- **Available records**:
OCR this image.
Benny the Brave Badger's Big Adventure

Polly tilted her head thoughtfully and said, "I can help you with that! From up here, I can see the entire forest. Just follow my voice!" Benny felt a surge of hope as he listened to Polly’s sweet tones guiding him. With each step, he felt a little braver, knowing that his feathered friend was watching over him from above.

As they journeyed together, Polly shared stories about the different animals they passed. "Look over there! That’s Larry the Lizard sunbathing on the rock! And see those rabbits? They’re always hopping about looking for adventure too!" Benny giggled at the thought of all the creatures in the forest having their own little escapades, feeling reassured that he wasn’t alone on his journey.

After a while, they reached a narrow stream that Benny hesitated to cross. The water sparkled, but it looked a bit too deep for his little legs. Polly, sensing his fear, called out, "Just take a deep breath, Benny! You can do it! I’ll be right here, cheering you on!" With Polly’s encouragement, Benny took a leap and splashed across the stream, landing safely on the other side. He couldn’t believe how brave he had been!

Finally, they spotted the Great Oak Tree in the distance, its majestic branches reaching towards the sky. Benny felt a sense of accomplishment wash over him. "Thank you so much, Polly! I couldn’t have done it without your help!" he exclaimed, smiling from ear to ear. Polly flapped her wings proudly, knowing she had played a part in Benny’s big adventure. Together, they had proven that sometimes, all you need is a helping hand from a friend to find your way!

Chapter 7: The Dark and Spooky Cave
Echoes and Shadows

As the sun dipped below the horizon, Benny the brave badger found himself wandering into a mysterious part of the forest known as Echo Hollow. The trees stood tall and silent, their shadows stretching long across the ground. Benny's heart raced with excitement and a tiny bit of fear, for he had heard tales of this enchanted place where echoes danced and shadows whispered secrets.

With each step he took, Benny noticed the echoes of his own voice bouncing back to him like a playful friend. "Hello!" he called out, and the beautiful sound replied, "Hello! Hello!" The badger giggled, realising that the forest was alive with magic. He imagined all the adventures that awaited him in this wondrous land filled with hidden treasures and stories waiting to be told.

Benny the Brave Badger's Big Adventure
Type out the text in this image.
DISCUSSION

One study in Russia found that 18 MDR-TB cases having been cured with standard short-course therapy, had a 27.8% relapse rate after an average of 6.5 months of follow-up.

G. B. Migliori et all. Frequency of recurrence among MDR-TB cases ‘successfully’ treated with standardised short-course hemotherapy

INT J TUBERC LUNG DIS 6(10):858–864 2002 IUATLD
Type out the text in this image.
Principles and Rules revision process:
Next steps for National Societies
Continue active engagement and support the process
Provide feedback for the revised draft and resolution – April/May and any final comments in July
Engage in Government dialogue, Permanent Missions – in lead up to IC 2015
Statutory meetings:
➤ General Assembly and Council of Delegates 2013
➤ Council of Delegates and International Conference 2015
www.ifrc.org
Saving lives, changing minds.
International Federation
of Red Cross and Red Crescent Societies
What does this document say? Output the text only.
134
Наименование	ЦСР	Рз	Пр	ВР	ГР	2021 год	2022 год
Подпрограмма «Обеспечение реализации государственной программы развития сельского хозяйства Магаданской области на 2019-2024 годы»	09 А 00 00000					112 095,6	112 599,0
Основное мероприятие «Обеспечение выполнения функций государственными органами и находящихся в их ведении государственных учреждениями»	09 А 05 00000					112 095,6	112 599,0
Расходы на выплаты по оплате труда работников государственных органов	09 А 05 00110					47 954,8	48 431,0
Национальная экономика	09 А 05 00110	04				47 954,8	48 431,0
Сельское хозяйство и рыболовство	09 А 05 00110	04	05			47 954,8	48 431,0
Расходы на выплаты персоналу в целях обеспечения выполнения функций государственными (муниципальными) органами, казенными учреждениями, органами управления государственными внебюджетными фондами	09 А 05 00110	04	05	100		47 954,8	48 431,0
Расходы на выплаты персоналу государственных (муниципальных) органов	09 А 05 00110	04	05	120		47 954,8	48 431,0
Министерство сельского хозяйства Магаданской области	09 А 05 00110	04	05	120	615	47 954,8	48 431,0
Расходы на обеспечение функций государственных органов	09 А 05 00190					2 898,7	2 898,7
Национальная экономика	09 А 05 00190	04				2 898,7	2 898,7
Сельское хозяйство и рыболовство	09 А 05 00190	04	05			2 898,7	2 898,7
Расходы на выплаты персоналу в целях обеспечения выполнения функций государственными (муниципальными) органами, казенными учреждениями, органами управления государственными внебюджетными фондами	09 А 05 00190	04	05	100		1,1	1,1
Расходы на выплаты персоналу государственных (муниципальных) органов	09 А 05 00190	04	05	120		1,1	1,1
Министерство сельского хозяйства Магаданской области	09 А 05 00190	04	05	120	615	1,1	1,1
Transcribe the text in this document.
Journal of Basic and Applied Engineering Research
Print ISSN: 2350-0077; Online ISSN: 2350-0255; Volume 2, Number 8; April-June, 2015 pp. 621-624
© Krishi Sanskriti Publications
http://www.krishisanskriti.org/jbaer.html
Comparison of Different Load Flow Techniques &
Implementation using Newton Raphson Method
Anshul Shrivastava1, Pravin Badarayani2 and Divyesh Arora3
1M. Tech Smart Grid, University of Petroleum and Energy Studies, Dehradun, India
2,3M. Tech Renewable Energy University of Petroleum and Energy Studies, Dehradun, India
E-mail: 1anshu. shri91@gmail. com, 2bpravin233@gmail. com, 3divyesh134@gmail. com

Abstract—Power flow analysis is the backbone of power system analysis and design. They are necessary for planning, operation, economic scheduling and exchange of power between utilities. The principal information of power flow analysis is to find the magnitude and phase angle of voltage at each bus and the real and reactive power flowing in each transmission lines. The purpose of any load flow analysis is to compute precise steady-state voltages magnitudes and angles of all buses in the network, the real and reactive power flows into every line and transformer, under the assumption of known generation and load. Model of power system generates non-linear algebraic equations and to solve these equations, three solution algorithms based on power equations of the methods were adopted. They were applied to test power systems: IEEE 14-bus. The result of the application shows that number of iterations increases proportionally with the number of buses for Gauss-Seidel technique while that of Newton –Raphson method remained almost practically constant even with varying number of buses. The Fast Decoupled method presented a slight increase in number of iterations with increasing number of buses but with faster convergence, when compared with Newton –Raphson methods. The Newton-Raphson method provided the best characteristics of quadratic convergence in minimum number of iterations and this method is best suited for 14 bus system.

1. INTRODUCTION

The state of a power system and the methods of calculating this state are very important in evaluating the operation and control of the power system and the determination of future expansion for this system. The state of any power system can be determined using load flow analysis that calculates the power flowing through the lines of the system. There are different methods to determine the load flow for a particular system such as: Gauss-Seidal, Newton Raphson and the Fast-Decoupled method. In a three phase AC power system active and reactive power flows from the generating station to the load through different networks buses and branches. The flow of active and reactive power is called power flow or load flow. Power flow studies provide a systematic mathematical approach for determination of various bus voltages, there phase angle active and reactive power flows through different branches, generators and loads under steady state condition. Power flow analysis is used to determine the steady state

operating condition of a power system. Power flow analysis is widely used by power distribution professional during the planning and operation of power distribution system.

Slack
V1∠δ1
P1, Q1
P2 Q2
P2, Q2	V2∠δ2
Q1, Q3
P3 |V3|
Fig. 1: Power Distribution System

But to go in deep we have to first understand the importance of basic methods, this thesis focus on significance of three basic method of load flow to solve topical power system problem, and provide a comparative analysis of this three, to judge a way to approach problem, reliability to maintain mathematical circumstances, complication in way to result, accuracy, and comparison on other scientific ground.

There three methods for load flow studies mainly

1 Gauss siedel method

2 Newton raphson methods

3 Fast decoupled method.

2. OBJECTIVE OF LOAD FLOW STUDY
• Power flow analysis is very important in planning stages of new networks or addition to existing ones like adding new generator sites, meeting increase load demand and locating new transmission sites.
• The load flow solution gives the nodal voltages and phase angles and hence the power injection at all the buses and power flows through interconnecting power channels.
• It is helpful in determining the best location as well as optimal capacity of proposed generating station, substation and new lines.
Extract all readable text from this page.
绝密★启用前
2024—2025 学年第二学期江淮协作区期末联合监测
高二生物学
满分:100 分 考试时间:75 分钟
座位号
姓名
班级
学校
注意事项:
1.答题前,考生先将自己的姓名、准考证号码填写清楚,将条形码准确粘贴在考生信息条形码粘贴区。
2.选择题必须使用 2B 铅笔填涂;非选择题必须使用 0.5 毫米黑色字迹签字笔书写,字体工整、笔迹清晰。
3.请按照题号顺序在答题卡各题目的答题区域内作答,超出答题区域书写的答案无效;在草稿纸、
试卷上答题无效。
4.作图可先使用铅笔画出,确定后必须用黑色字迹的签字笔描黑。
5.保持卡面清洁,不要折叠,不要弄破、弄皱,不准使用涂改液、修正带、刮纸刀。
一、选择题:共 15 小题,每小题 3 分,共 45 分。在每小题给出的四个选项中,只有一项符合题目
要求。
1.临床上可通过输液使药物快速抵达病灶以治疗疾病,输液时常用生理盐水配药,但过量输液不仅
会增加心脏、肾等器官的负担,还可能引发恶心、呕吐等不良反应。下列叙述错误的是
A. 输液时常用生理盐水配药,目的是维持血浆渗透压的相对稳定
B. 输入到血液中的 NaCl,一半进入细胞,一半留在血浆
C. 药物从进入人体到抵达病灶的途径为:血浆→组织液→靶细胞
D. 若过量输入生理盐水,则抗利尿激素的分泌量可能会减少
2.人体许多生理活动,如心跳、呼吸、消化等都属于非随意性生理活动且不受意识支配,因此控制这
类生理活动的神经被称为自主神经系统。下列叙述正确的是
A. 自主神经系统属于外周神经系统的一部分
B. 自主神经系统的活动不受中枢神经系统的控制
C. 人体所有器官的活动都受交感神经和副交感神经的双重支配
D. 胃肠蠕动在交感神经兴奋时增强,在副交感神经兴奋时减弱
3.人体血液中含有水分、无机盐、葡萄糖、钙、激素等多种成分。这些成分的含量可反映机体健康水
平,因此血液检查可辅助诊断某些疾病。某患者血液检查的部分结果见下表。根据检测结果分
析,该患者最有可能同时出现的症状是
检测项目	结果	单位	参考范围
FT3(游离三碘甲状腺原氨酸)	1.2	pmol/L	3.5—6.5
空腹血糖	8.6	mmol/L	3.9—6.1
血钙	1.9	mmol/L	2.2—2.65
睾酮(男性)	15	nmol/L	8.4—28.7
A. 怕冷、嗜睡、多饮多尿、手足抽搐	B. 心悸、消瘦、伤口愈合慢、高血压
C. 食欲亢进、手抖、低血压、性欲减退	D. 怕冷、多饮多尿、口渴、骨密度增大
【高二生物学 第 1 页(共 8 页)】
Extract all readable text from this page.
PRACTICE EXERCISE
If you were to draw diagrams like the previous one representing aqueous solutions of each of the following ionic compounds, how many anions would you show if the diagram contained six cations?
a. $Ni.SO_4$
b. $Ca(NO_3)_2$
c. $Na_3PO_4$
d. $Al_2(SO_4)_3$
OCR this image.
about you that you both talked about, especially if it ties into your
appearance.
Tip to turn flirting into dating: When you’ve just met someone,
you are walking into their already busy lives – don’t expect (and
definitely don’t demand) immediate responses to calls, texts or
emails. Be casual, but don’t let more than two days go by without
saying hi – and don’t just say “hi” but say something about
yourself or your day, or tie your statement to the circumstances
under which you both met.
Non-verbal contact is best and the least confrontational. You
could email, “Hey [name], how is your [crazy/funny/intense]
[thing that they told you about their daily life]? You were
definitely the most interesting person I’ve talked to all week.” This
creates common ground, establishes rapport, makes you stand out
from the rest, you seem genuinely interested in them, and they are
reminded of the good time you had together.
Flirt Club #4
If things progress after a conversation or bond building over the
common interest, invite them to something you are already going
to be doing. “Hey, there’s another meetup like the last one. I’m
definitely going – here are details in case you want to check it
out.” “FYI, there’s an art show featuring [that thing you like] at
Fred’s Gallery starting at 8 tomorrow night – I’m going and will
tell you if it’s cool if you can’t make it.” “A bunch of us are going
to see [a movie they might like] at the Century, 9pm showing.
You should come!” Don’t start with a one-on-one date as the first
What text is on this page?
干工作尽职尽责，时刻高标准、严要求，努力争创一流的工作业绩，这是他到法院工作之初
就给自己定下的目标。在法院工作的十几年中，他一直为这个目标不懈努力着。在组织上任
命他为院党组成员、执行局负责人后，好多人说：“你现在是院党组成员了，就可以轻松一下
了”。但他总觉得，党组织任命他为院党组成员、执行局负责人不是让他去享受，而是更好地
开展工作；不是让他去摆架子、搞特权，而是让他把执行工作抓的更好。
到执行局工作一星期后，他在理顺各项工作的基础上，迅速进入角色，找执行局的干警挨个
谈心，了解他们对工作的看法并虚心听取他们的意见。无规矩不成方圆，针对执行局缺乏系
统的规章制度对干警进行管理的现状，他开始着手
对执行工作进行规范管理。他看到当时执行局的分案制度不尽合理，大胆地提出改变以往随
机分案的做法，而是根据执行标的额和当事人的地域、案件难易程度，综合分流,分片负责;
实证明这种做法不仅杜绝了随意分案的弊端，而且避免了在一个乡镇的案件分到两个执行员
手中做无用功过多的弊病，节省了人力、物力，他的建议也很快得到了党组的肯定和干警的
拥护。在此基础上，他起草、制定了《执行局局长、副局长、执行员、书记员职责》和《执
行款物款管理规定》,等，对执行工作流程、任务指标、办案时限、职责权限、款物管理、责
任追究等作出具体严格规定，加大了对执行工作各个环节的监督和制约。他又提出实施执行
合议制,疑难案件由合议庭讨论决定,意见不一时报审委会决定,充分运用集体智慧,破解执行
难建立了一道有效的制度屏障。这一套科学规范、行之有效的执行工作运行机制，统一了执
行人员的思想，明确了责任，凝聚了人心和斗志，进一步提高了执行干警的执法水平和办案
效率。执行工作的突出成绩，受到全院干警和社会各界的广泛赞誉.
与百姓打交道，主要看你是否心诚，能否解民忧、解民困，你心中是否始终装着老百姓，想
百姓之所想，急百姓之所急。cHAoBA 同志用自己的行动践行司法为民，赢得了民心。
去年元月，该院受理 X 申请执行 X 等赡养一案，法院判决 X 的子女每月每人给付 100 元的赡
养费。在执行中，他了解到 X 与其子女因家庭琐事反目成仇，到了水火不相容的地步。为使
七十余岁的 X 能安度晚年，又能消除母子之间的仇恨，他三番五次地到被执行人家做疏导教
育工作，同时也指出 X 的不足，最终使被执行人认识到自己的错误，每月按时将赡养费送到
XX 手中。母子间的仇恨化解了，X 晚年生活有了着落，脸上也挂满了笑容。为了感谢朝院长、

- **What you should do**:
Give the number of lines in the listing above that contain "first", and nothing else.

- **Response to this task**:
2